> [Task]:
Scan the entries below. List each line with "JSON".

> [Input]:
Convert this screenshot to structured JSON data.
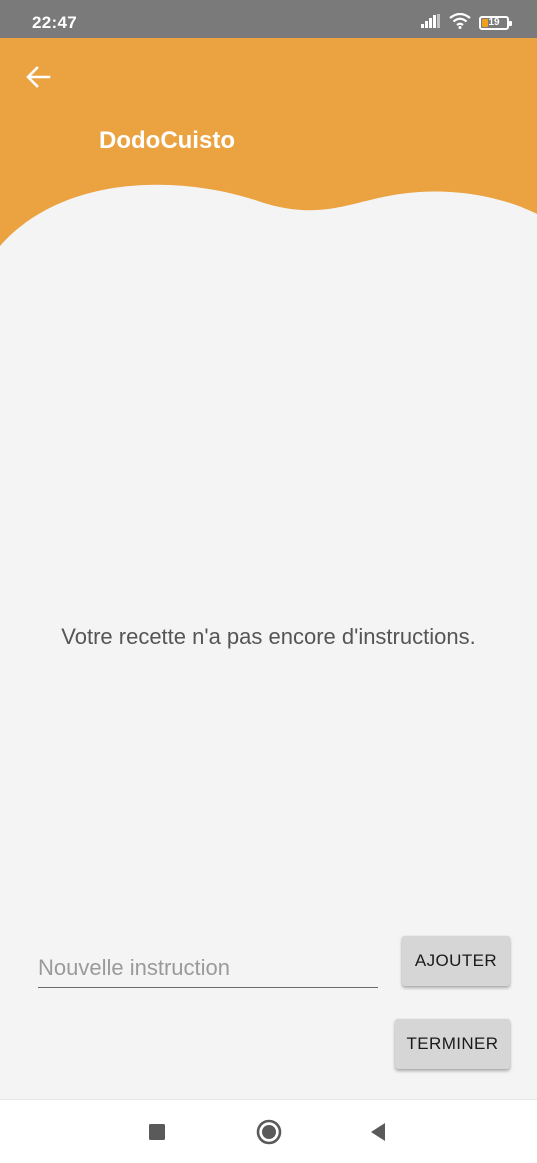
{
  "status_bar": {
    "time": "22:47",
    "battery_level": "19",
    "icons": [
      "signal-icon",
      "wifi-icon",
      "battery-icon"
    ]
  },
  "header": {
    "title": "DodoCuisto",
    "back_icon": "arrow-left-icon",
    "color": "#eba241"
  },
  "main": {
    "empty_message": "Votre recette n'a pas encore d'instructions."
  },
  "form": {
    "instruction_input": {
      "value": "",
      "placeholder": "Nouvelle instruction"
    },
    "add_button_label": "AJOUTER",
    "finish_button_label": "TERMINER"
  },
  "nav_bar": {
    "icons": [
      "recents-icon",
      "home-icon",
      "back-icon"
    ]
  }
}
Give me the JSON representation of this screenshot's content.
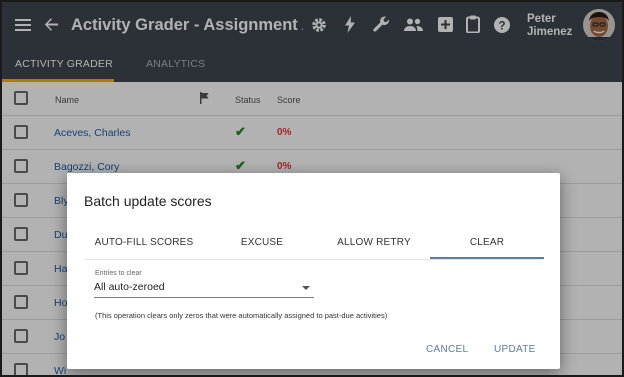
{
  "header": {
    "title": "Activity Grader - Assignment Acti...",
    "user_first": "Peter",
    "user_last": "Jimenez"
  },
  "tabs": [
    {
      "label": "ACTIVITY GRADER",
      "active": true
    },
    {
      "label": "ANALYTICS",
      "active": false
    }
  ],
  "table": {
    "columns": {
      "name": "Name",
      "status": "Status",
      "score": "Score"
    },
    "rows": [
      {
        "name": "Aceves, Charles",
        "score": "0%"
      },
      {
        "name": "Bagozzi, Cory",
        "score": "0%"
      },
      {
        "name": "Bly",
        "score": ""
      },
      {
        "name": "Du",
        "score": ""
      },
      {
        "name": "Ha",
        "score": ""
      },
      {
        "name": "Ho",
        "score": ""
      },
      {
        "name": "Jo",
        "score": ""
      },
      {
        "name": "Wi",
        "score": ""
      }
    ]
  },
  "dialog": {
    "title": "Batch update scores",
    "tabs": [
      "AUTO-FILL SCORES",
      "EXCUSE",
      "ALLOW RETRY",
      "CLEAR"
    ],
    "active_tab": "CLEAR",
    "field_label": "Entries to clear",
    "field_value": "All auto-zeroed",
    "note": "(This operation clears only zeros that were automatically assigned to past-due activities)",
    "cancel_label": "CANCEL",
    "update_label": "UPDATE"
  },
  "colors": {
    "appbar": "#3f4750",
    "accent_tab": "#f5b400",
    "link": "#1a5ea8",
    "dialog_accent": "#5d8093",
    "score_red": "#e33",
    "status_green": "#2a8a2a"
  },
  "icons": [
    "menu-icon",
    "back-arrow-icon",
    "gear-icon",
    "lightning-icon",
    "wrench-icon",
    "people-icon",
    "add-box-icon",
    "clipboard-icon",
    "help-icon",
    "flag-icon",
    "check-icon",
    "dropdown-caret-icon"
  ]
}
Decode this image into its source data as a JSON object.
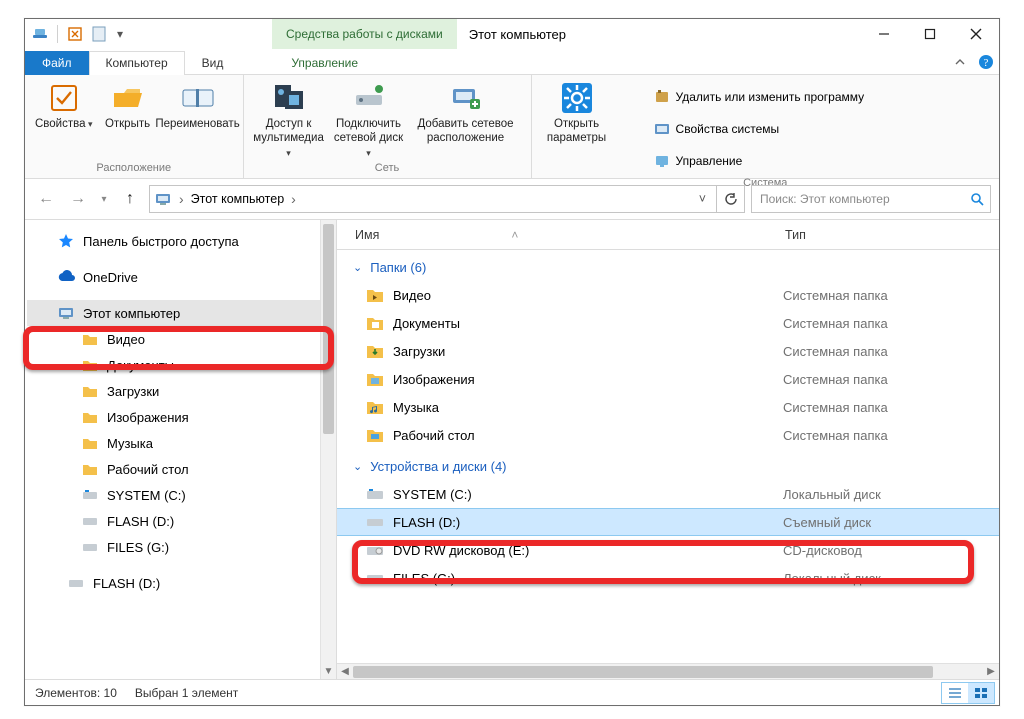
{
  "title": "Этот компьютер",
  "context_tab": "Средства работы с дисками",
  "tabs": {
    "file": "Файл",
    "computer": "Компьютер",
    "view": "Вид",
    "manage": "Управление"
  },
  "ribbon": {
    "location": {
      "label": "Расположение",
      "properties": "Свойства",
      "open": "Открыть",
      "rename": "Переименовать"
    },
    "network": {
      "label": "Сеть",
      "media": "Доступ к\nмультимедиа",
      "map_drive": "Подключить\nсетевой диск",
      "add_loc": "Добавить сетевое\nрасположение"
    },
    "system": {
      "label": "Система",
      "open_settings": "Открыть\nпараметры",
      "uninstall": "Удалить или изменить программу",
      "sysprops": "Свойства системы",
      "manage": "Управление"
    }
  },
  "breadcrumb": {
    "root": "Этот компьютер"
  },
  "search_placeholder": "Поиск: Этот компьютер",
  "nav": {
    "quick": "Панель быстрого доступа",
    "onedrive": "OneDrive",
    "thispc": "Этот компьютер",
    "videos": "Видео",
    "documents": "Документы",
    "downloads": "Загрузки",
    "pictures": "Изображения",
    "music": "Музыка",
    "desktop": "Рабочий стол",
    "system_c": "SYSTEM (C:)",
    "flash_d": "FLASH (D:)",
    "files_g": "FILES (G:)",
    "flash_d2": "FLASH (D:)"
  },
  "columns": {
    "name": "Имя",
    "type": "Тип"
  },
  "groups": {
    "folders": "Папки (6)",
    "drives": "Устройства и диски (4)"
  },
  "rows": {
    "videos": {
      "name": "Видео",
      "type": "Системная папка"
    },
    "documents": {
      "name": "Документы",
      "type": "Системная папка"
    },
    "downloads": {
      "name": "Загрузки",
      "type": "Системная папка"
    },
    "pictures": {
      "name": "Изображения",
      "type": "Системная папка"
    },
    "music": {
      "name": "Музыка",
      "type": "Системная папка"
    },
    "desktop": {
      "name": "Рабочий стол",
      "type": "Системная папка"
    },
    "system_c": {
      "name": "SYSTEM (C:)",
      "type": "Локальный диск"
    },
    "flash_d": {
      "name": "FLASH (D:)",
      "type": "Съемный диск"
    },
    "dvd_e": {
      "name": "DVD RW дисковод (E:)",
      "type": "CD-дисковод"
    },
    "files_g": {
      "name": "FILES (G:)",
      "type": "Локальный диск"
    }
  },
  "status": {
    "count": "Элементов: 10",
    "selection": "Выбран 1 элемент"
  }
}
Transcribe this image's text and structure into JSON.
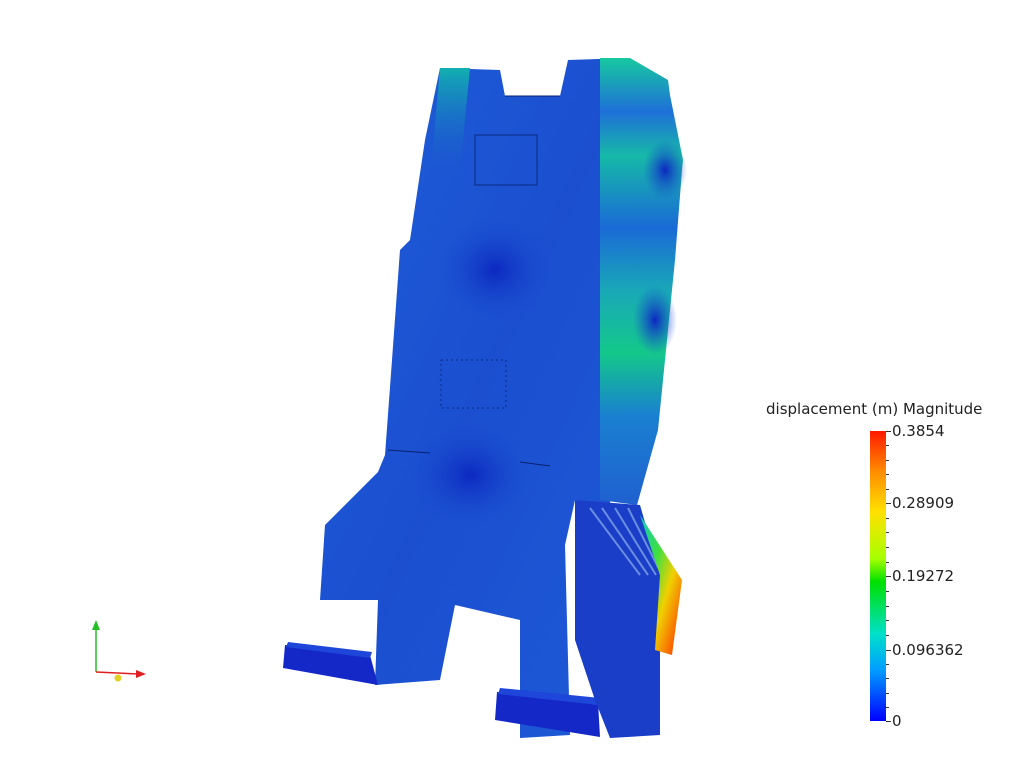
{
  "colorbar": {
    "title": "displacement (m) Magnitude",
    "ticks": [
      "0.3854",
      "0.28909",
      "0.19272",
      "0.096362",
      "0"
    ]
  },
  "colors": {
    "background": "#ffffff",
    "model_base": "#1a4fc8",
    "model_mid": "#0a6adf",
    "max_displacement": "#ff2000"
  },
  "icons": {
    "orientation_axes": "xyz-axes-icon"
  }
}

> [Result for this task]:
Convert this screenshot to structured JSON data.
Give me the JSON representation of this screenshot's content.
Decode this image into its source data as a JSON object.
Transcribe this image's text and structure into JSON.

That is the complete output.